===== MATERIAL SUPPLIED =====

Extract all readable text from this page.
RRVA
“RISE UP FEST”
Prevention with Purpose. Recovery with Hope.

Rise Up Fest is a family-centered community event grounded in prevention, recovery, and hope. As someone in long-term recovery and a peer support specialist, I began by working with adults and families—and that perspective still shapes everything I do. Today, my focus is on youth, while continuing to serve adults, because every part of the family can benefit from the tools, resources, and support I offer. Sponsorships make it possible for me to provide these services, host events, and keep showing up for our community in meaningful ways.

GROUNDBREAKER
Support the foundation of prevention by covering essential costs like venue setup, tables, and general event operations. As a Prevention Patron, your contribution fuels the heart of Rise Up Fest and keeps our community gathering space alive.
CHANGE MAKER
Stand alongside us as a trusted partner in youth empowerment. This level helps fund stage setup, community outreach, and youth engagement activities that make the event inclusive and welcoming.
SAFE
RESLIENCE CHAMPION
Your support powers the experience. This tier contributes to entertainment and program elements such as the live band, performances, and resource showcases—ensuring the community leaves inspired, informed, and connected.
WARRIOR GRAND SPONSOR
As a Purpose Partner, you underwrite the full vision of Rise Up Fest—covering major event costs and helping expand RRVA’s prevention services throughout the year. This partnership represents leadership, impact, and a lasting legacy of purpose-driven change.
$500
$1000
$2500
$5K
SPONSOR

=====

» **WHAT TO PRODUCE**
Write every entry out again exactly.

» **SOLVED EXERCISE**
Extract all readable text from this page.
RRVA
“RISE UP FEST”
Prevention with Purpose. Recovery with Hope.

Rise Up Fest is a family-centered community event grounded in prevention, recovery, and hope. As someone in long-term recovery and a peer support specialist, I began by working with adults and families—and that perspective still shapes everything I do. Today, my focus is on youth, while continuing to serve adults, because every part of the family can benefit from the tools, resources, and support I offer. Sponsorships make it possible for me to provide these services, host events, and keep showing up for our community in meaningful ways.

GROUNDBREAKER
Support the foundation of prevention by covering essential costs like venue setup, tables, and general event operations. As a Prevention Patron, your contribution fuels the heart of Rise Up Fest and keeps our community gathering space alive.
CHANGE MAKER
Stand alongside us as a trusted partner in youth empowerment. This level helps fund stage setup, community outreach, and youth engagement activities that make the event inclusive and welcoming.
SAFE
RESLIENCE CHAMPION
Your support powers the experience. This tier contributes to entertainment and program elements such as the live band, performances, and resource showcases—ensuring the community leaves inspired, informed, and connected.
WARRIOR GRAND SPONSOR
As a Purpose Partner, you underwrite the full vision of Rise Up Fest—covering major event costs and helping expand RRVA’s prevention services throughout the year. This partnership represents leadership, impact, and a lasting legacy of purpose-driven change.
$500
$1000
$2500
$5K
SPONSOR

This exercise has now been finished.